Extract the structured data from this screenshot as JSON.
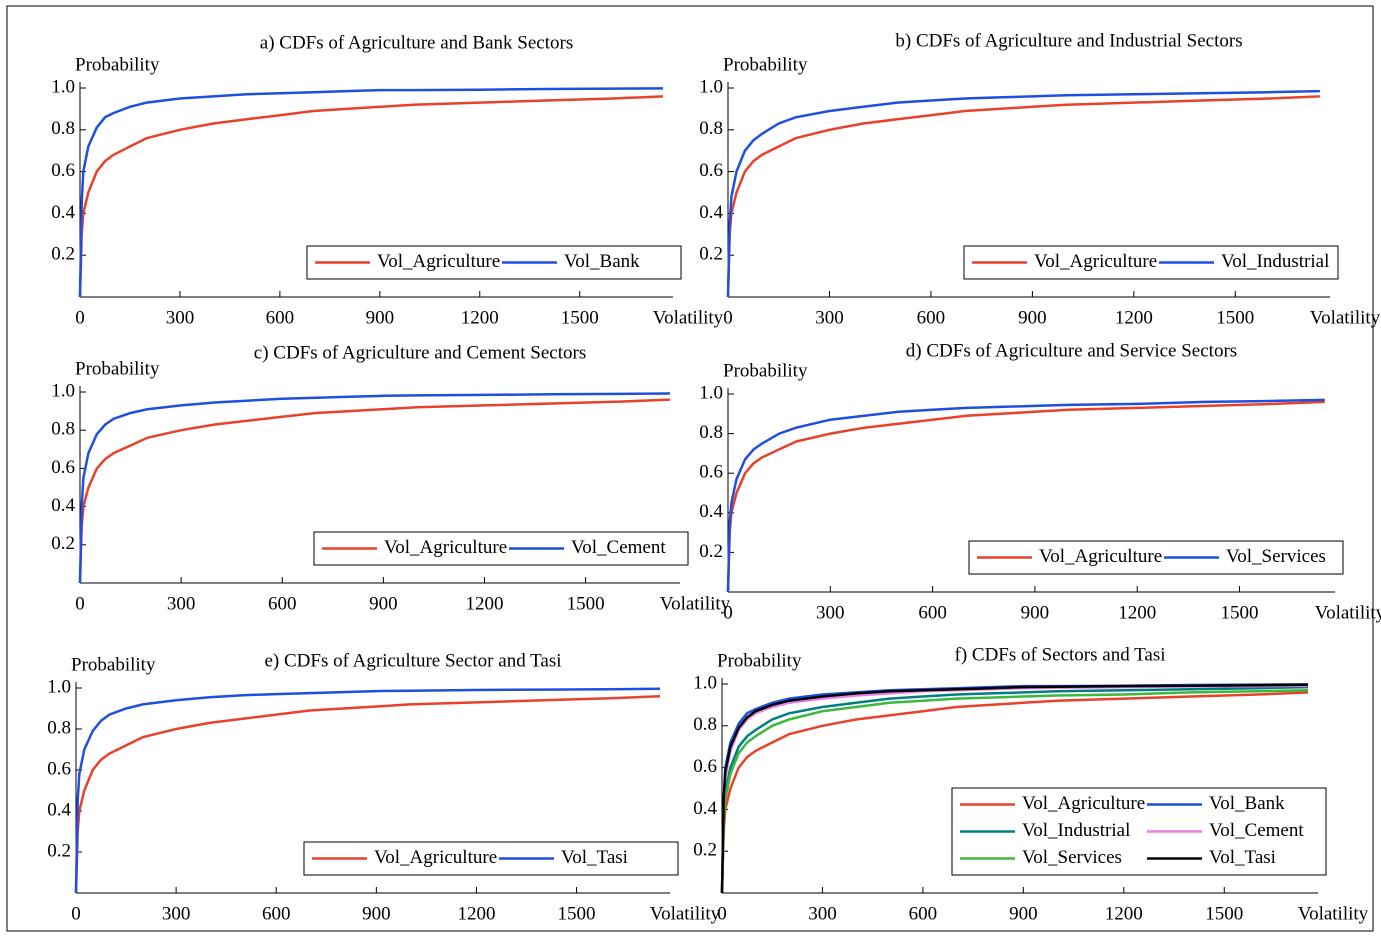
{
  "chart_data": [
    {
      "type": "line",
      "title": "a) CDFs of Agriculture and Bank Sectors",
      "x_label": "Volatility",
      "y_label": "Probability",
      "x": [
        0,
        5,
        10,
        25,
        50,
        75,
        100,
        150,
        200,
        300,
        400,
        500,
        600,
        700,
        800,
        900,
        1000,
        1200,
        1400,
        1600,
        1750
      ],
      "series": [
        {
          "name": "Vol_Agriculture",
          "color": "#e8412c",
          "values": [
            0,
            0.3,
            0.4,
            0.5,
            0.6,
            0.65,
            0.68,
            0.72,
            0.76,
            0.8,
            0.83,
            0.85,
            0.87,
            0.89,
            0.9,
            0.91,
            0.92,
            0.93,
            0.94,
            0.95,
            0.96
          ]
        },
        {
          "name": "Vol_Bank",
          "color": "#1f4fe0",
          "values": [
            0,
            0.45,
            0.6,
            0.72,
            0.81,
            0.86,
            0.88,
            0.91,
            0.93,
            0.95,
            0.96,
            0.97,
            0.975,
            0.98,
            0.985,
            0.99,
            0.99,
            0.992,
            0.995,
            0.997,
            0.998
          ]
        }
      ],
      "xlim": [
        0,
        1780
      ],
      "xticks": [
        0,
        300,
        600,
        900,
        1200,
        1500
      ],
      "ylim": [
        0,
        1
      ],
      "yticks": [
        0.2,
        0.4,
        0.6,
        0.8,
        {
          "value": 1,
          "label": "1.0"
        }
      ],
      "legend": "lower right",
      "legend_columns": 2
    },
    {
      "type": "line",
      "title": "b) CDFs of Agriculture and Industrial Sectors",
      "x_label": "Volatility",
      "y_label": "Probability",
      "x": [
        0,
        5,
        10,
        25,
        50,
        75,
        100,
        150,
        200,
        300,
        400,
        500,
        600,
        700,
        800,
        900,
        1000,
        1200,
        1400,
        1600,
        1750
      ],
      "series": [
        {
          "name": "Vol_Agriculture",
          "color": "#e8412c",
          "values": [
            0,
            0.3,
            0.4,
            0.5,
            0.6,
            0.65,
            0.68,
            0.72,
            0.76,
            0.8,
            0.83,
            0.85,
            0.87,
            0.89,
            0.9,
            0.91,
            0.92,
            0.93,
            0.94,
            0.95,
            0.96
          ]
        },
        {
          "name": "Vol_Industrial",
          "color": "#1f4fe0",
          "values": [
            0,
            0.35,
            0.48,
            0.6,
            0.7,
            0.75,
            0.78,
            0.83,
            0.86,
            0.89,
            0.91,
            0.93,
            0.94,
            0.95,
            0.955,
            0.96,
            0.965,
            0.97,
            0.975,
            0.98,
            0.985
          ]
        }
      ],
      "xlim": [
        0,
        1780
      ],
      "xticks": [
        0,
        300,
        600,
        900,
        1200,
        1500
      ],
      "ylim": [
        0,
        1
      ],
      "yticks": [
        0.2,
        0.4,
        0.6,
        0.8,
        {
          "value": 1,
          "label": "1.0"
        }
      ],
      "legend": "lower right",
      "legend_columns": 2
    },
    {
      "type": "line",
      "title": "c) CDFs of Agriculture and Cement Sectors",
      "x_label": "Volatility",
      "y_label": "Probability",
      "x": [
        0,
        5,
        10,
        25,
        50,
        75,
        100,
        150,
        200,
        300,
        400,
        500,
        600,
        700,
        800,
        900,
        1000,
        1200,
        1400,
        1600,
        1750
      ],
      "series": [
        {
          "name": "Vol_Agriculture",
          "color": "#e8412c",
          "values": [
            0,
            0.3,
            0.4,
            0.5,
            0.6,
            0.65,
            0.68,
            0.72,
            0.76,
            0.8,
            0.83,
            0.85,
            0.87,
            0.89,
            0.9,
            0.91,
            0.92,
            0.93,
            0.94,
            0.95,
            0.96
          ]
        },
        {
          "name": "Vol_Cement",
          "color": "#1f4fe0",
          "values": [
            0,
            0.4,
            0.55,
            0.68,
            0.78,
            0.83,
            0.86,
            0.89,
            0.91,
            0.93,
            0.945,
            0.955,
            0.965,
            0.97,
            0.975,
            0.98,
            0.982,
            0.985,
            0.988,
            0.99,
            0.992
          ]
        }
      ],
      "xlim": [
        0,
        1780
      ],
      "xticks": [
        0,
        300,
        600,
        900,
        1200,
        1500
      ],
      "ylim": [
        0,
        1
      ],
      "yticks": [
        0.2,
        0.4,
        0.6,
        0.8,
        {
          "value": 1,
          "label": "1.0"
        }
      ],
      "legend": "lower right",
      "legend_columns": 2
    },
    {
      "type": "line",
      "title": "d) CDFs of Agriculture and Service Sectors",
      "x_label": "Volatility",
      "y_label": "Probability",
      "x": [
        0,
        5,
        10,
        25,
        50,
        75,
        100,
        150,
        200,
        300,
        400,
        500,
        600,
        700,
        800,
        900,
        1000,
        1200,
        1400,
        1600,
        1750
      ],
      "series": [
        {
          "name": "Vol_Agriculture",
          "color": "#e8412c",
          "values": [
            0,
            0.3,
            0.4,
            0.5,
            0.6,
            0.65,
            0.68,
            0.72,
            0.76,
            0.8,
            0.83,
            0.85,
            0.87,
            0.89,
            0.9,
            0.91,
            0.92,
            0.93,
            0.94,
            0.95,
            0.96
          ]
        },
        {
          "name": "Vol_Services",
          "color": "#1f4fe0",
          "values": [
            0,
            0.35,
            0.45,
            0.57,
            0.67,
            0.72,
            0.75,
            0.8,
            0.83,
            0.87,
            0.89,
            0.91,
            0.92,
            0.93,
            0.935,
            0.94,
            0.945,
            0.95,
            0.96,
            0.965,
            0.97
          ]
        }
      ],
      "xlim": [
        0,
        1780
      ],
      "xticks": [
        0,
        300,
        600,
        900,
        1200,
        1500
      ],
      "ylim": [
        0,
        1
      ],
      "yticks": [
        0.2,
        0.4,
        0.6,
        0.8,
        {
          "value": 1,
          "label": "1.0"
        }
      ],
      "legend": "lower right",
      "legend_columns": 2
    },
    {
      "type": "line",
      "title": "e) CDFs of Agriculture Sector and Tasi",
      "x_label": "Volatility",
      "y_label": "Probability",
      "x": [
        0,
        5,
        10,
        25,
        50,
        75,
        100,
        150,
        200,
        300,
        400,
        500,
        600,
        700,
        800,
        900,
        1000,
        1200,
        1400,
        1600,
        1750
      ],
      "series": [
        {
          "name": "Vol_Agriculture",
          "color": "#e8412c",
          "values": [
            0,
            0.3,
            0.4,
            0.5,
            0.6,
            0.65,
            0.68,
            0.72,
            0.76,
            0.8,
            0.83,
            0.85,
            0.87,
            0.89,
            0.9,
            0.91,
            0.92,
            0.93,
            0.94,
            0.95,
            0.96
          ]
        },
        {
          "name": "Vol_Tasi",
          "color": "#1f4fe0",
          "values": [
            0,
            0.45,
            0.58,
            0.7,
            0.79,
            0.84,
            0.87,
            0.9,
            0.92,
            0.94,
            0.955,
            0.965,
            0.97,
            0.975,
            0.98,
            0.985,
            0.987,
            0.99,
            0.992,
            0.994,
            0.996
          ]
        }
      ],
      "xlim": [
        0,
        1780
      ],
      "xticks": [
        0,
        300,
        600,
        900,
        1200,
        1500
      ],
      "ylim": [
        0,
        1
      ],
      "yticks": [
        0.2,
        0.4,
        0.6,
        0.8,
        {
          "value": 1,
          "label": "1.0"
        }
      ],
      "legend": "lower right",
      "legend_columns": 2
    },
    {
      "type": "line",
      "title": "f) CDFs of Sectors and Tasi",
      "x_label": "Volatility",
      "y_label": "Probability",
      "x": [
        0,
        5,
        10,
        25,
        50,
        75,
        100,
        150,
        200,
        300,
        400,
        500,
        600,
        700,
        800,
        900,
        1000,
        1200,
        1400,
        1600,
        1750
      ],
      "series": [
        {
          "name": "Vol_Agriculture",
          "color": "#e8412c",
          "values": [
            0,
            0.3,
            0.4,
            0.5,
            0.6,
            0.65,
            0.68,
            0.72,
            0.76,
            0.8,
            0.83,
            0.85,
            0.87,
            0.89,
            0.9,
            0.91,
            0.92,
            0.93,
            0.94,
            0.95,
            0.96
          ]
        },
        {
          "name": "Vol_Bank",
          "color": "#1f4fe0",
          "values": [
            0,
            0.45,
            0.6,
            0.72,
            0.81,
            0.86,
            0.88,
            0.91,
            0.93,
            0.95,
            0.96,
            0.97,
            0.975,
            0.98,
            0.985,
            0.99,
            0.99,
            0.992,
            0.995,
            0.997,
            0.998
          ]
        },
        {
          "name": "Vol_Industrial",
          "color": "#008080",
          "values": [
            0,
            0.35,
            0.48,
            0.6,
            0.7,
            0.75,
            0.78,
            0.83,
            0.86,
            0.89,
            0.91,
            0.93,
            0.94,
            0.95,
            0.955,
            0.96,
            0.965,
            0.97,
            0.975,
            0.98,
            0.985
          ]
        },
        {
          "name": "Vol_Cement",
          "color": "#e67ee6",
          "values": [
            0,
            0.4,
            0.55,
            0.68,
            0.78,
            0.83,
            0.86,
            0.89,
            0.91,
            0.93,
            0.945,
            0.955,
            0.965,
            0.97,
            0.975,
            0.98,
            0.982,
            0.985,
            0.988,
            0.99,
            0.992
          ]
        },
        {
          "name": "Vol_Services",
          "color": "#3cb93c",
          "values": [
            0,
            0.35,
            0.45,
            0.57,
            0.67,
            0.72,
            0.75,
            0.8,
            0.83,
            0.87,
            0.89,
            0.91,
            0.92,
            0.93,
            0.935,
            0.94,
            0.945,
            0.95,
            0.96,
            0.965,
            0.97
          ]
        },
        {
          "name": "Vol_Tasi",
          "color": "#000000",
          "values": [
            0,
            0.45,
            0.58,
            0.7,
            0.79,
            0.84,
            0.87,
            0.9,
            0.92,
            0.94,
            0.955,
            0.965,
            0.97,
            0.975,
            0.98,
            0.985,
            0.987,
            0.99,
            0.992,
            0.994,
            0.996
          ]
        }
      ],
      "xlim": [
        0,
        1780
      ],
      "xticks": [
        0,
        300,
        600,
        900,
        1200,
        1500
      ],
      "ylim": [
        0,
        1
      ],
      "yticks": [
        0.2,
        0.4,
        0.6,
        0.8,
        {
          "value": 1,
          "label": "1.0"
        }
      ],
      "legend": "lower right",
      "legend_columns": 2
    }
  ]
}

* * *

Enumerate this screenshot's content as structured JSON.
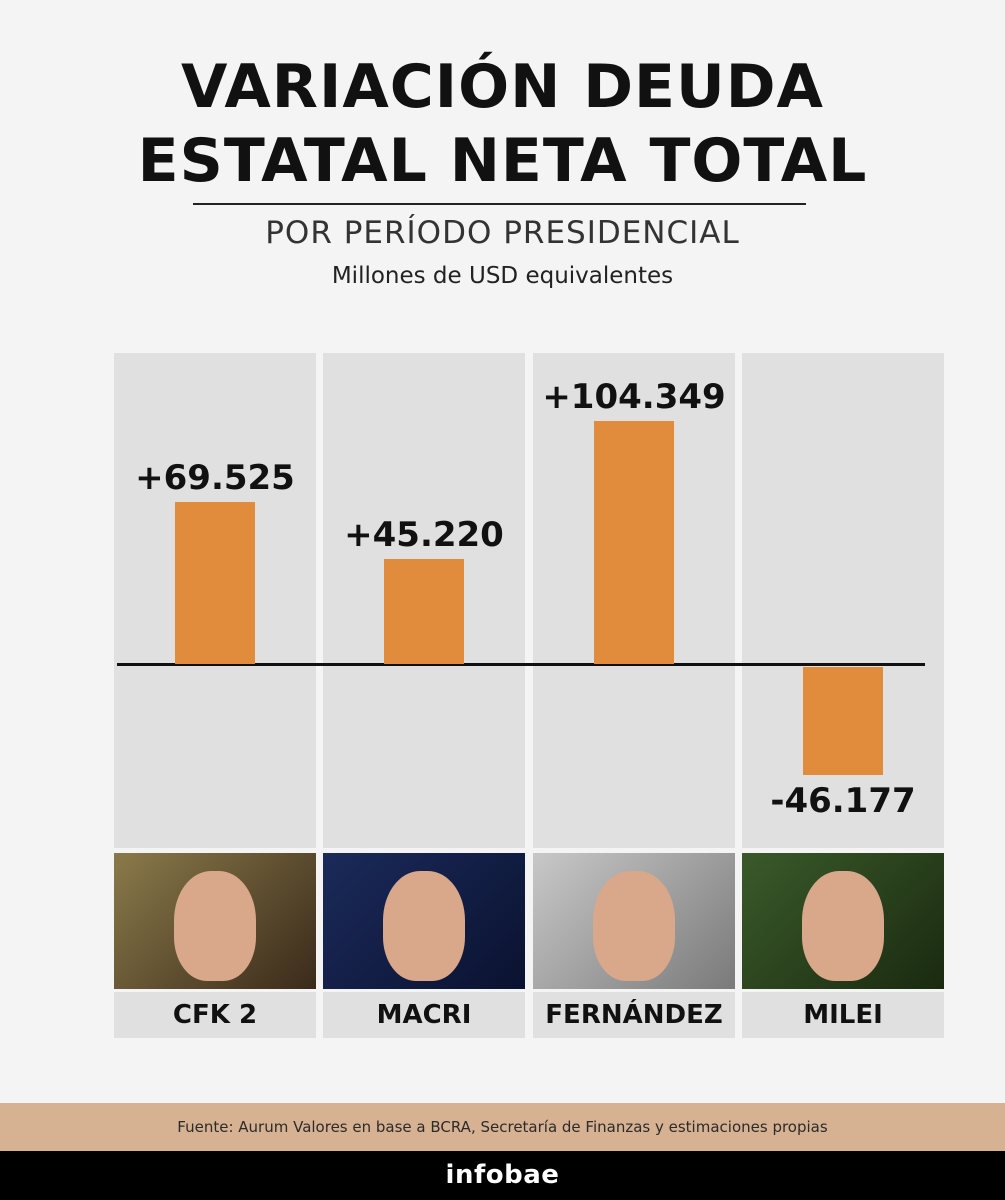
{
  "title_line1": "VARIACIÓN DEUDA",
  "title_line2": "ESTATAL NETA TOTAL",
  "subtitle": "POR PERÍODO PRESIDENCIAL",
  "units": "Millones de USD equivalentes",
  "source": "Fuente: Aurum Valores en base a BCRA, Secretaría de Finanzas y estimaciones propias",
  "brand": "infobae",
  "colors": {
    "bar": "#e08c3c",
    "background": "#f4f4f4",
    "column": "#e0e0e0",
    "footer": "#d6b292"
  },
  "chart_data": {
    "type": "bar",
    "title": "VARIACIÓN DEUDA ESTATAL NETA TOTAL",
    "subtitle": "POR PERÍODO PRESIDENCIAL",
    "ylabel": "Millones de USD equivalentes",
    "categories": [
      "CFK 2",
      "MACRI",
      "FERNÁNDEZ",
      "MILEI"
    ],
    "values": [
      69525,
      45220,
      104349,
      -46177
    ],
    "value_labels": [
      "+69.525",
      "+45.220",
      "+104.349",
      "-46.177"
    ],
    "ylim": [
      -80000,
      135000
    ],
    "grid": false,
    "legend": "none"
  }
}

» Short problem:
Above are several records. Count the lines among them that contain "JSON" and give only the total.

» Task solution:
2